→ **To do**
Arrange the lines of the records from the very first one through the line containing "data-marker <box>273 583 287 601</box>" as a JSON list of strings, one string per line, leaving out blank lines.

** START OF Material for this task **

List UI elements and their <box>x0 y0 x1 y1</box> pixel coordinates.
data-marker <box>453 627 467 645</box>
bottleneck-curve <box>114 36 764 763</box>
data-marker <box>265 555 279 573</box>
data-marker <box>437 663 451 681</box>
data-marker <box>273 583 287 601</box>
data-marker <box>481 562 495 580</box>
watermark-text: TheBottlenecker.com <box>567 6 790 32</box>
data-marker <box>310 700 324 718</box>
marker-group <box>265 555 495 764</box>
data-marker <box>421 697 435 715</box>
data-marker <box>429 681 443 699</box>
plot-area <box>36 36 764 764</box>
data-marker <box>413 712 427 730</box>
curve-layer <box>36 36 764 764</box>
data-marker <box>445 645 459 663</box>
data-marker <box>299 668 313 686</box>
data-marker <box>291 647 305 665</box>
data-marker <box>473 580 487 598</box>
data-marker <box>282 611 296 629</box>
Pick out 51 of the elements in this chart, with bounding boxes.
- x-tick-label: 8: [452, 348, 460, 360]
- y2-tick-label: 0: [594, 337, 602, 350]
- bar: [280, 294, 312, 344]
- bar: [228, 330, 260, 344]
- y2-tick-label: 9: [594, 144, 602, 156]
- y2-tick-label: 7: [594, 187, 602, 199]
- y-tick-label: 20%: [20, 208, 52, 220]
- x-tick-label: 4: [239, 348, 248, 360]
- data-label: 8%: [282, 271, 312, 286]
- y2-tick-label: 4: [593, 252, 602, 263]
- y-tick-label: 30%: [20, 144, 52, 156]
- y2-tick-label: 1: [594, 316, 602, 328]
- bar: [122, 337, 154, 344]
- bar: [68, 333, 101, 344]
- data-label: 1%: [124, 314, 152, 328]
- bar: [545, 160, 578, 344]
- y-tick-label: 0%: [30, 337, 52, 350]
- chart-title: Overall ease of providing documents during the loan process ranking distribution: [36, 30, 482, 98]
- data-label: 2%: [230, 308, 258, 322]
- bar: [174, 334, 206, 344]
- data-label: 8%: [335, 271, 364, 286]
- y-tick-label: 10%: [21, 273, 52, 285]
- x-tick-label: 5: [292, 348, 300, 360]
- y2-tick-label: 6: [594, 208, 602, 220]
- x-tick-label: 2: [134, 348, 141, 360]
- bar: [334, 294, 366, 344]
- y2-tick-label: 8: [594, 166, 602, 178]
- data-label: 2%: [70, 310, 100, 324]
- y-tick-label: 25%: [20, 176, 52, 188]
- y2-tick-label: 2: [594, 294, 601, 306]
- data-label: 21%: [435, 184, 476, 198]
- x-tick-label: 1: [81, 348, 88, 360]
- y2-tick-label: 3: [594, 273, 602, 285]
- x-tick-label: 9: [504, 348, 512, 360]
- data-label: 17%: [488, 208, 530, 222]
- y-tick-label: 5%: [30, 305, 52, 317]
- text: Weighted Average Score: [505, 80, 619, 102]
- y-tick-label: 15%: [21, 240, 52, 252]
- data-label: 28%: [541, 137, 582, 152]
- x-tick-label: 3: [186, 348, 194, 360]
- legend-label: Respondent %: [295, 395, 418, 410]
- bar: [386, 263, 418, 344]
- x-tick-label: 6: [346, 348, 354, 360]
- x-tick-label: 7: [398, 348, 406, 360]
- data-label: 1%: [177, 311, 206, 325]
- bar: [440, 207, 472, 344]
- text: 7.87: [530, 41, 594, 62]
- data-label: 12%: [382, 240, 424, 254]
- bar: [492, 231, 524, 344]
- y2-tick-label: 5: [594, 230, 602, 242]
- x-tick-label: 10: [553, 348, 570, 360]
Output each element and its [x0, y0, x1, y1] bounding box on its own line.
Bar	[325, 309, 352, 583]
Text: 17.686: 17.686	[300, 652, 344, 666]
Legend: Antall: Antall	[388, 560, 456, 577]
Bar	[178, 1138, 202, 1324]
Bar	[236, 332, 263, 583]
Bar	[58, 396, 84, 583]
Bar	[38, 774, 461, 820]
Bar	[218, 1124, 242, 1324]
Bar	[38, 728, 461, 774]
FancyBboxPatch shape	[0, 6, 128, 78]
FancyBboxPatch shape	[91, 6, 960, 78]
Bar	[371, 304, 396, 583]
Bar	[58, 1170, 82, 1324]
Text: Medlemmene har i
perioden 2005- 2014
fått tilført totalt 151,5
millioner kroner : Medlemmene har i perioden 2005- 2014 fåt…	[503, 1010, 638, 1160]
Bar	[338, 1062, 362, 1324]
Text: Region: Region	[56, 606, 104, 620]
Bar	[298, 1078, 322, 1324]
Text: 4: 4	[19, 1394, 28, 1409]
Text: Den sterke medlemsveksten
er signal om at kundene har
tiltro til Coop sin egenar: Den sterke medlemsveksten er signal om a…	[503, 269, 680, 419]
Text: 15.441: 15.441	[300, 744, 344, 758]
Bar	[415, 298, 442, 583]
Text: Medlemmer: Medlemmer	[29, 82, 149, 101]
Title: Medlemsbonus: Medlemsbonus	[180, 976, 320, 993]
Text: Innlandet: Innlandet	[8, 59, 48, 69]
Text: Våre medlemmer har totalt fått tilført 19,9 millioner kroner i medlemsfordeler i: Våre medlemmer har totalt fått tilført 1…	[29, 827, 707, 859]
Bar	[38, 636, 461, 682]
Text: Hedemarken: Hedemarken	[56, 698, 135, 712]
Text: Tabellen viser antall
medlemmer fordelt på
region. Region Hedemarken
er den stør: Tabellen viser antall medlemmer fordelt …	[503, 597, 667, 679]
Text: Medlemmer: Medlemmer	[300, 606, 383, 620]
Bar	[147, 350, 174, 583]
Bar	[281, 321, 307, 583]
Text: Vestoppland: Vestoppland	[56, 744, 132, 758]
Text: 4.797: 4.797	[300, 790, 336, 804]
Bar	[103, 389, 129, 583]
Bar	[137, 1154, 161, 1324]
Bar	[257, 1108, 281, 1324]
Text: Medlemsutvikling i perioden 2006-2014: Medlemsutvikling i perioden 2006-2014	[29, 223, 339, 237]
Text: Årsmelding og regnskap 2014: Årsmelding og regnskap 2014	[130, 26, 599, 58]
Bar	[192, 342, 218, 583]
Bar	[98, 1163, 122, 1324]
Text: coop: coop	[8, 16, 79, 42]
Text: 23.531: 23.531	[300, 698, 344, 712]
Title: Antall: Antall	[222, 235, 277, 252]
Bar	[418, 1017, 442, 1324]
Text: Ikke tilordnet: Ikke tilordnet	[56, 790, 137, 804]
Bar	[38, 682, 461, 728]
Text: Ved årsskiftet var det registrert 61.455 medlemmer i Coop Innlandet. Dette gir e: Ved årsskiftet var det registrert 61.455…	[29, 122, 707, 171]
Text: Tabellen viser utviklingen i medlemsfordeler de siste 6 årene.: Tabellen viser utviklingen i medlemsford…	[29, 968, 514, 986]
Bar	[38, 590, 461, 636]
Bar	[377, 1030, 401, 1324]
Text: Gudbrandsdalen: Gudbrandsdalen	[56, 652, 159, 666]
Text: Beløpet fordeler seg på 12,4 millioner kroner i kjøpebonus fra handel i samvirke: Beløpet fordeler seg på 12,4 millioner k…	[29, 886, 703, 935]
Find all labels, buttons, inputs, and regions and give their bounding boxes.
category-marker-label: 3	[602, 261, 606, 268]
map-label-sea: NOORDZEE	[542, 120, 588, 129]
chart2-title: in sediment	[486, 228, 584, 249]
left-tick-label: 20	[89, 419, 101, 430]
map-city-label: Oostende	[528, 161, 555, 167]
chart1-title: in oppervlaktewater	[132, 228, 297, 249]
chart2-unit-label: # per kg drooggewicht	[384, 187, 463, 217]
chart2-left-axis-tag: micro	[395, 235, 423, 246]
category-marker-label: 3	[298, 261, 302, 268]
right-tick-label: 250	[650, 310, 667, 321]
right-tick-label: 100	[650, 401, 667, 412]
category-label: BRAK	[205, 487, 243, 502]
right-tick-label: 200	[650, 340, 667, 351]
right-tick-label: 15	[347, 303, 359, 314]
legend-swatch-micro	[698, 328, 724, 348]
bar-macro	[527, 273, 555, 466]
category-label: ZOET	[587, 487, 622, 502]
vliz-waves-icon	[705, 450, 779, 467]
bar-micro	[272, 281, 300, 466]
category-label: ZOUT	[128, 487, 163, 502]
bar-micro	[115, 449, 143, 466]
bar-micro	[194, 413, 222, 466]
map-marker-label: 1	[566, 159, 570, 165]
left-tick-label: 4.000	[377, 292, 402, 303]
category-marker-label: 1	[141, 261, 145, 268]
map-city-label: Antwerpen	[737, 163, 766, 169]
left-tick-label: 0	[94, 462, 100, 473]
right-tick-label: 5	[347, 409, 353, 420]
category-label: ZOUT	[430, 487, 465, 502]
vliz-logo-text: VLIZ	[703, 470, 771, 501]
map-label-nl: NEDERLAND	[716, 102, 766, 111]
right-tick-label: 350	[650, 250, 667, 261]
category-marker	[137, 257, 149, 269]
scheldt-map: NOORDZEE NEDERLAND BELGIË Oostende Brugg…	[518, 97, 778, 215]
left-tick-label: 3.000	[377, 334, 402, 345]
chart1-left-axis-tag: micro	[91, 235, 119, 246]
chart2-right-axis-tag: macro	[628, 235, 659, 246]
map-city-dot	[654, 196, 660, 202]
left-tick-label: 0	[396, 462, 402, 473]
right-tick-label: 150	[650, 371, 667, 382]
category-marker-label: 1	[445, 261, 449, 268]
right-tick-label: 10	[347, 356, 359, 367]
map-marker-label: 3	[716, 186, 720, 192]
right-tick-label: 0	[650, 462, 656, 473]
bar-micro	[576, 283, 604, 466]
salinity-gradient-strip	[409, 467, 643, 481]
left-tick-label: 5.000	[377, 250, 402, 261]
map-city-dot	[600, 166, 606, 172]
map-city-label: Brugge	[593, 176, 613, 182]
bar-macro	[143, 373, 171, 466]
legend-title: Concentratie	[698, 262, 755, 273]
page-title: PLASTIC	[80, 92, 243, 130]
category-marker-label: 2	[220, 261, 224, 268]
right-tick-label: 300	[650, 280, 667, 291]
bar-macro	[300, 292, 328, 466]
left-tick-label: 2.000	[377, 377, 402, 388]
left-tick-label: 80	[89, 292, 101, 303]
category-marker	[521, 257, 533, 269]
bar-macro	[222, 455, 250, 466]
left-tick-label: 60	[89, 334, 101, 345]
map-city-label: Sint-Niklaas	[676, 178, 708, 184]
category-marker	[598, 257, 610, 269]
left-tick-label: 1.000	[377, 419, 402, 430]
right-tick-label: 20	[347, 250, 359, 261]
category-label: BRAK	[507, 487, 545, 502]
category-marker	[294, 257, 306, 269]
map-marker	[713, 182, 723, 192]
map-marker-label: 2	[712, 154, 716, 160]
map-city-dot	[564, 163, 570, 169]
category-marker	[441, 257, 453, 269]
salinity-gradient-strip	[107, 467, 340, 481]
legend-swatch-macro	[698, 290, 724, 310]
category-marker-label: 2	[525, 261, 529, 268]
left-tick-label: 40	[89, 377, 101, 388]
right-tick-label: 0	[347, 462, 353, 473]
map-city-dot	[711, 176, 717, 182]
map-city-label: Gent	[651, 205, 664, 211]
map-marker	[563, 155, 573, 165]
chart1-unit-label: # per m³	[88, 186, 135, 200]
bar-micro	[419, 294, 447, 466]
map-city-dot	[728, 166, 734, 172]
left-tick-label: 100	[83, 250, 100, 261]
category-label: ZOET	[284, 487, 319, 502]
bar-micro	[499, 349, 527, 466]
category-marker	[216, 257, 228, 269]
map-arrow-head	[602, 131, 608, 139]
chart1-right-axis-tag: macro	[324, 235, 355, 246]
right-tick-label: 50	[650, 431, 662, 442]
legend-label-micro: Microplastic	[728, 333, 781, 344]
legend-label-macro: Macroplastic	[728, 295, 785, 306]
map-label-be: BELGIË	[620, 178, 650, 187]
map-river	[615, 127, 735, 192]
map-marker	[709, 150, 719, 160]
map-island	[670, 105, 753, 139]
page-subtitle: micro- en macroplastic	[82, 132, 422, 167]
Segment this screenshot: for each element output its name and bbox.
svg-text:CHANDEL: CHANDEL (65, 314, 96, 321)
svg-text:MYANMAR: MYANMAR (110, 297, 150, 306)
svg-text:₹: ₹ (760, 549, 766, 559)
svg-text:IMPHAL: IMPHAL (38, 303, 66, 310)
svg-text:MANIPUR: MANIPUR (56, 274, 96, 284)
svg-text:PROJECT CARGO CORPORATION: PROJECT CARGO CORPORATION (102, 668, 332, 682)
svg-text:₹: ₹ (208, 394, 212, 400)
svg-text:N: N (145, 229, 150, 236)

** END OF Material for this task **

→ **Written response**
[
  "List UI elements and their <box>x0 y0 x1 y1</box> pixel coordinates.",
  "data-marker <box>453 627 467 645</box>",
  "bottleneck-curve <box>114 36 764 763</box>",
  "data-marker <box>265 555 279 573</box>",
  "data-marker <box>437 663 451 681</box>",
  "data-marker <box>273 583 287 601</box>"
]